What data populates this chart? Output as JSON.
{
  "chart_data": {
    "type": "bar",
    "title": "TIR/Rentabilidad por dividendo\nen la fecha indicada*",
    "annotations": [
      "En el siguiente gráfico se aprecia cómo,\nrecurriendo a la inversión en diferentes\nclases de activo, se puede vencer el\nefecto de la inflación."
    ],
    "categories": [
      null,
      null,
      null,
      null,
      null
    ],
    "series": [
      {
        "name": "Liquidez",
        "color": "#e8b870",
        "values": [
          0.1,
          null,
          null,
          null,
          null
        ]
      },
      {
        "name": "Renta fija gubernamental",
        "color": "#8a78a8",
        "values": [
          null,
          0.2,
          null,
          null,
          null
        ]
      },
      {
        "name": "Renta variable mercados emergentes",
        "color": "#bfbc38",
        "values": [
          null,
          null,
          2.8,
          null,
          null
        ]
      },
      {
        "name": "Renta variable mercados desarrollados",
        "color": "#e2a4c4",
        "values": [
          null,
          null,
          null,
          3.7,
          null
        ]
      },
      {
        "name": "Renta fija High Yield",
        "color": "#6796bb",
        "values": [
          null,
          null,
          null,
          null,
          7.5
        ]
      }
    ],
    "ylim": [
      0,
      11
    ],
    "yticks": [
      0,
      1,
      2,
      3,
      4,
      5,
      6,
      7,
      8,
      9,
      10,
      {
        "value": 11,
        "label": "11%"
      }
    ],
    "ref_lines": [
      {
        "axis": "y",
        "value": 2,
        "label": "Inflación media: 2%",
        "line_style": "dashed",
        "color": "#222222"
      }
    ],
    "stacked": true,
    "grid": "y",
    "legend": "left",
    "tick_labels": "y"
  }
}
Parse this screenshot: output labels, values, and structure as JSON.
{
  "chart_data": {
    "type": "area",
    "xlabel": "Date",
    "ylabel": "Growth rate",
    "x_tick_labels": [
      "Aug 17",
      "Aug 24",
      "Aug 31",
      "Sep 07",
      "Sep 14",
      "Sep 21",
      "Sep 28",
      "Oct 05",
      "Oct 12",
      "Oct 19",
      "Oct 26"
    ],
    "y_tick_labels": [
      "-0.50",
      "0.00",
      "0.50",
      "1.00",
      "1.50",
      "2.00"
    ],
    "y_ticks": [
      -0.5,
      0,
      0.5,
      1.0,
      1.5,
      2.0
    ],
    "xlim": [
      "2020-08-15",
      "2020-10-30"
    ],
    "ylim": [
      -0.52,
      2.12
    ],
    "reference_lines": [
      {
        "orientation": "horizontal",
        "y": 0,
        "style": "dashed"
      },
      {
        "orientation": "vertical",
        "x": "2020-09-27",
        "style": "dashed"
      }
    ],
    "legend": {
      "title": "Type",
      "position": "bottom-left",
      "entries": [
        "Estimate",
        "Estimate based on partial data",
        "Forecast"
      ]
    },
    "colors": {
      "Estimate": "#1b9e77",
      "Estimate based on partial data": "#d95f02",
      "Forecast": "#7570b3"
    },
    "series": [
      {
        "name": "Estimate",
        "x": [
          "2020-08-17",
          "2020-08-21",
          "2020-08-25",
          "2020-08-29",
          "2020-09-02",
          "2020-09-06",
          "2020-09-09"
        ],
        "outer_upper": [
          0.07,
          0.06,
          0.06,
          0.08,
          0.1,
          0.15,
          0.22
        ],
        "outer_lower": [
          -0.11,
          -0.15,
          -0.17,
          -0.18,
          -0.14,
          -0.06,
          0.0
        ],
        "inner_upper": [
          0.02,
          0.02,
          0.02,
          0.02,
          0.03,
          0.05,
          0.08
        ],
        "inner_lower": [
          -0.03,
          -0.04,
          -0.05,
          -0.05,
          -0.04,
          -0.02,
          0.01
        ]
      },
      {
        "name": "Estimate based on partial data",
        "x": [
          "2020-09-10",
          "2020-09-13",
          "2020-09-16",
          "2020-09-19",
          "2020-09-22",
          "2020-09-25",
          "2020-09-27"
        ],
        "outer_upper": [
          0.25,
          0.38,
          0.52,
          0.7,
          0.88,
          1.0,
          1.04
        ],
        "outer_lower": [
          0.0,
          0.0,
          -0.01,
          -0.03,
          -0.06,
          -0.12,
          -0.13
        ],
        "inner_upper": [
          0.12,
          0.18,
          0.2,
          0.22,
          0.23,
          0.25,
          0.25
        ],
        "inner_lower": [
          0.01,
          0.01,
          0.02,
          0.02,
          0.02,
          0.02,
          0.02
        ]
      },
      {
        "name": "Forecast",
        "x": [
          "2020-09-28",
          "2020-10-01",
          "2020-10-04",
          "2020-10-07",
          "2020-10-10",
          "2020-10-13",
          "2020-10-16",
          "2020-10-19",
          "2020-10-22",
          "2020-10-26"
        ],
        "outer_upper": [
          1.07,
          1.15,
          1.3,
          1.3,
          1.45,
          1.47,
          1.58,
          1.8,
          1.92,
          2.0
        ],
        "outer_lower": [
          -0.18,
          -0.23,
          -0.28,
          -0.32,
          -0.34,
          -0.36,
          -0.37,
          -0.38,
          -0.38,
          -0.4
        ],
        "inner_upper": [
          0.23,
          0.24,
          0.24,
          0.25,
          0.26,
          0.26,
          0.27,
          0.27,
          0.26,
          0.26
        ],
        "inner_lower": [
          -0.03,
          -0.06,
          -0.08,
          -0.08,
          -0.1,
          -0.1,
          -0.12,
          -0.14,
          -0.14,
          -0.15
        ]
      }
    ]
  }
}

### Written problem
Write out the entries in full, exactly as given.

### Written reply
What data populates this chart? Output as JSON.
{
  "chart_data": {
    "type": "bar",
    "title": "TIR/Rentabilidad por dividendo\nen la fecha indicada*",
    "annotations": [
      "En el siguiente gráfico se aprecia cómo,\nrecurriendo a la inversión en diferentes\nclases de activo, se puede vencer el\nefecto de la inflación."
    ],
    "categories": [
      null,
      null,
      null,
      null,
      null
    ],
    "series": [
      {
        "name": "Liquidez",
        "color": "#e8b870",
        "values": [
          0.1,
          null,
          null,
          null,
          null
        ]
      },
      {
        "name": "Renta fija gubernamental",
        "color": "#8a78a8",
        "values": [
          null,
          0.2,
          null,
          null,
          null
        ]
      },
      {
        "name": "Renta variable mercados emergentes",
        "color": "#bfbc38",
        "values": [
          null,
          null,
          2.8,
          null,
          null
        ]
      },
      {
        "name": "Renta variable mercados desarrollados",
        "color": "#e2a4c4",
        "values": [
          null,
          null,
          null,
          3.7,
          null
        ]
      },
      {
        "name": "Renta fija High Yield",
        "color": "#6796bb",
        "values": [
          null,
          null,
          null,
          null,
          7.5
        ]
      }
    ],
    "ylim": [
      0,
      11
    ],
    "yticks": [
      0,
      1,
      2,
      3,
      4,
      5,
      6,
      7,
      8,
      9,
      10,
      {
        "value": 11,
        "label": "11%"
      }
    ],
    "ref_lines": [
      {
        "axis": "y",
        "value": 2,
        "label": "Inflación media: 2%",
        "line_style": "dashed",
        "color": "#222222"
      }
    ],
    "stacked": true,
    "grid": "y",
    "legend": "left",
    "tick_labels": "y"
  }
}
Parse this screenshot: output labels, values, and structure as JSON.
{
  "chart_data": {
    "type": "area",
    "xlabel": "Date",
    "ylabel": "Growth rate",
    "x_tick_labels": [
      "Aug 17",
      "Aug 24",
      "Aug 31",
      "Sep 07",
      "Sep 14",
      "Sep 21",
      "Sep 28",
      "Oct 05",
      "Oct 12",
      "Oct 19",
      "Oct 26"
    ],
    "y_tick_labels": [
      "-0.50",
      "0.00",
      "0.50",
      "1.00",
      "1.50",
      "2.00"
    ],
    "y_ticks": [
      -0.5,
      0,
      0.5,
      1.0,
      1.5,
      2.0
    ],
    "xlim": [
      "2020-08-15",
      "2020-10-30"
    ],
    "ylim": [
      -0.52,
      2.12
    ],
    "reference_lines": [
      {
        "orientation": "horizontal",
        "y": 0,
        "style": "dashed"
      },
      {
        "orientation": "vertical",
        "x": "2020-09-27",
        "style": "dashed"
      }
    ],
    "legend": {
      "title": "Type",
      "position": "bottom-left",
      "entries": [
        "Estimate",
        "Estimate based on partial data",
        "Forecast"
      ]
    },
    "colors": {
      "Estimate": "#1b9e77",
      "Estimate based on partial data": "#d95f02",
      "Forecast": "#7570b3"
    },
    "series": [
      {
        "name": "Estimate",
        "x": [
          "2020-08-17",
          "2020-08-21",
          "2020-08-25",
          "2020-08-29",
          "2020-09-02",
          "2020-09-06",
          "2020-09-09"
        ],
        "outer_upper": [
          0.07,
          0.06,
          0.06,
          0.08,
          0.1,
          0.15,
          0.22
        ],
        "outer_lower": [
          -0.11,
          -0.15,
          -0.17,
          -0.18,
          -0.14,
          -0.06,
          0.0
        ],
        "inner_upper": [
          0.02,
          0.02,
          0.02,
          0.02,
          0.03,
          0.05,
          0.08
        ],
        "inner_lower": [
          -0.03,
          -0.04,
          -0.05,
          -0.05,
          -0.04,
          -0.02,
          0.01
        ]
      },
      {
        "name": "Estimate based on partial data",
        "x": [
          "2020-09-10",
          "2020-09-13",
          "2020-09-16",
          "2020-09-19",
          "2020-09-22",
          "2020-09-25",
          "2020-09-27"
        ],
        "outer_upper": [
          0.25,
          0.38,
          0.52,
          0.7,
          0.88,
          1.0,
          1.04
        ],
        "outer_lower": [
          0.0,
          0.0,
          -0.01,
          -0.03,
          -0.06,
          -0.12,
          -0.13
        ],
        "inner_upper": [
          0.12,
          0.18,
          0.2,
          0.22,
          0.23,
          0.25,
          0.25
        ],
        "inner_lower": [
          0.01,
          0.01,
          0.02,
          0.02,
          0.02,
          0.02,
          0.02
        ]
      },
      {
        "name": "Forecast",
        "x": [
          "2020-09-28",
          "2020-10-01",
          "2020-10-04",
          "2020-10-07",
          "2020-10-10",
          "2020-10-13",
          "2020-10-16",
          "2020-10-19",
          "2020-10-22",
          "2020-10-26"
        ],
        "outer_upper": [
          1.07,
          1.15,
          1.3,
          1.3,
          1.45,
          1.47,
          1.58,
          1.8,
          1.92,
          2.0
        ],
        "outer_lower": [
          -0.18,
          -0.23,
          -0.28,
          -0.32,
          -0.34,
          -0.36,
          -0.37,
          -0.38,
          -0.38,
          -0.4
        ],
        "inner_upper": [
          0.23,
          0.24,
          0.24,
          0.25,
          0.26,
          0.26,
          0.27,
          0.27,
          0.26,
          0.26
        ],
        "inner_lower": [
          -0.03,
          -0.06,
          -0.08,
          -0.08,
          -0.1,
          -0.1,
          -0.12,
          -0.14,
          -0.14,
          -0.15
        ]
      }
    ]
  }
}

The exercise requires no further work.